→ TASK OBJECTIVE
Will you transcribe the entries that follow, exactly and in full?

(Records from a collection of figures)
** START **
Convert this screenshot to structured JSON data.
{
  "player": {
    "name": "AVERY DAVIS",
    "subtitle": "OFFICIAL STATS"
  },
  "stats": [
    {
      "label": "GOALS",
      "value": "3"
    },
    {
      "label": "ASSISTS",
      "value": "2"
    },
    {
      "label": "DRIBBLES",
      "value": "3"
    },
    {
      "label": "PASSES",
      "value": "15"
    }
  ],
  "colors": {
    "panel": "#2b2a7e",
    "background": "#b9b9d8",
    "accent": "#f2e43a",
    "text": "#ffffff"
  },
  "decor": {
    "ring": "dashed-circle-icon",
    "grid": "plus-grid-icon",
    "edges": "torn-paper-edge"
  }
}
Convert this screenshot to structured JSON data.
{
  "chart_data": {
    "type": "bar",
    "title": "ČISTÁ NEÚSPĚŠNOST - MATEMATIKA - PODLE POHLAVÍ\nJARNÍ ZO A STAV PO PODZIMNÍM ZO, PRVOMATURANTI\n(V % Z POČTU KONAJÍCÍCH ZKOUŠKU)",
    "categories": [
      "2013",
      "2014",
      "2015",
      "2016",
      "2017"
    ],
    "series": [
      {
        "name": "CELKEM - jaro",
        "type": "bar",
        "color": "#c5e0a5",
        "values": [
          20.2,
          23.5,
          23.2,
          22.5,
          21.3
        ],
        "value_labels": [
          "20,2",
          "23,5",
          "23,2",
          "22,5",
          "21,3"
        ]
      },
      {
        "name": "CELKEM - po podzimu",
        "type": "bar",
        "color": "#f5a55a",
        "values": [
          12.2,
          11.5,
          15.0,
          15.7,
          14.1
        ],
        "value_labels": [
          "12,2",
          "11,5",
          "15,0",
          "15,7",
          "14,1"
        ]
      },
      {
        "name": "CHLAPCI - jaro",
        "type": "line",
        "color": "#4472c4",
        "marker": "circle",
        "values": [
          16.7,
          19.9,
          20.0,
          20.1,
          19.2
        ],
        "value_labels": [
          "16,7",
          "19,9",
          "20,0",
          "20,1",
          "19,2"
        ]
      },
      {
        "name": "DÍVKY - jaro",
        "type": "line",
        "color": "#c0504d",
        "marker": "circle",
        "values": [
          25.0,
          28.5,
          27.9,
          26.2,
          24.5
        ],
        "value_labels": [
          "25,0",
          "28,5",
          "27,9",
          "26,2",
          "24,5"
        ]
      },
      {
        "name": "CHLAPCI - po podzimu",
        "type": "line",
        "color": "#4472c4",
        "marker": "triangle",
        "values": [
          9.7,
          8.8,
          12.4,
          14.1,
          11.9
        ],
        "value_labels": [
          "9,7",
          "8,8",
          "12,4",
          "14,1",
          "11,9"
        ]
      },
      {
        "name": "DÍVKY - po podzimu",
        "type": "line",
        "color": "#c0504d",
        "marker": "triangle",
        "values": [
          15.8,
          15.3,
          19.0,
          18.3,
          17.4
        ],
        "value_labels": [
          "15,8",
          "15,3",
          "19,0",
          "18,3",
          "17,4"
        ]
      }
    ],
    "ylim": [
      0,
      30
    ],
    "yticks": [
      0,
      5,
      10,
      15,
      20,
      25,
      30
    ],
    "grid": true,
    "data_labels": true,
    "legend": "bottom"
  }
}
** END **
→ EXERCISE RESPONSE
Convert this screenshot to structured JSON data.
{
  "player": {
    "name": "AVERY DAVIS",
    "subtitle": "OFFICIAL STATS"
  },
  "stats": [
    {
      "label": "GOALS",
      "value": "3"
    },
    {
      "label": "ASSISTS",
      "value": "2"
    },
    {
      "label": "DRIBBLES",
      "value": "3"
    },
    {
      "label": "PASSES",
      "value": "15"
    }
  ],
  "colors": {
    "panel": "#2b2a7e",
    "background": "#b9b9d8",
    "accent": "#f2e43a",
    "text": "#ffffff"
  },
  "decor": {
    "ring": "dashed-circle-icon",
    "grid": "plus-grid-icon",
    "edges": "torn-paper-edge"
  }
}
Convert this screenshot to structured JSON data.
{
  "chart_data": {
    "type": "bar",
    "title": "ČISTÁ NEÚSPĚŠNOST - MATEMATIKA - PODLE POHLAVÍ\nJARNÍ ZO A STAV PO PODZIMNÍM ZO, PRVOMATURANTI\n(V % Z POČTU KONAJÍCÍCH ZKOUŠKU)",
    "categories": [
      "2013",
      "2014",
      "2015",
      "2016",
      "2017"
    ],
    "series": [
      {
        "name": "CELKEM - jaro",
        "type": "bar",
        "color": "#c5e0a5",
        "values": [
          20.2,
          23.5,
          23.2,
          22.5,
          21.3
        ],
        "value_labels": [
          "20,2",
          "23,5",
          "23,2",
          "22,5",
          "21,3"
        ]
      },
      {
        "name": "CELKEM - po podzimu",
        "type": "bar",
        "color": "#f5a55a",
        "values": [
          12.2,
          11.5,
          15.0,
          15.7,
          14.1
        ],
        "value_labels": [
          "12,2",
          "11,5",
          "15,0",
          "15,7",
          "14,1"
        ]
      },
      {
        "name": "CHLAPCI - jaro",
        "type": "line",
        "color": "#4472c4",
        "marker": "circle",
        "values": [
          16.7,
          19.9,
          20.0,
          20.1,
          19.2
        ],
        "value_labels": [
          "16,7",
          "19,9",
          "20,0",
          "20,1",
          "19,2"
        ]
      },
      {
        "name": "DÍVKY - jaro",
        "type": "line",
        "color": "#c0504d",
        "marker": "circle",
        "values": [
          25.0,
          28.5,
          27.9,
          26.2,
          24.5
        ],
        "value_labels": [
          "25,0",
          "28,5",
          "27,9",
          "26,2",
          "24,5"
        ]
      },
      {
        "name": "CHLAPCI - po podzimu",
        "type": "line",
        "color": "#4472c4",
        "marker": "triangle",
        "values": [
          9.7,
          8.8,
          12.4,
          14.1,
          11.9
        ],
        "value_labels": [
          "9,7",
          "8,8",
          "12,4",
          "14,1",
          "11,9"
        ]
      },
      {
        "name": "DÍVKY - po podzimu",
        "type": "line",
        "color": "#c0504d",
        "marker": "triangle",
        "values": [
          15.8,
          15.3,
          19.0,
          18.3,
          17.4
        ],
        "value_labels": [
          "15,8",
          "15,3",
          "19,0",
          "18,3",
          "17,4"
        ]
      }
    ],
    "ylim": [
      0,
      30
    ],
    "yticks": [
      0,
      5,
      10,
      15,
      20,
      25,
      30
    ],
    "grid": true,
    "data_labels": true,
    "legend": "bottom"
  }
}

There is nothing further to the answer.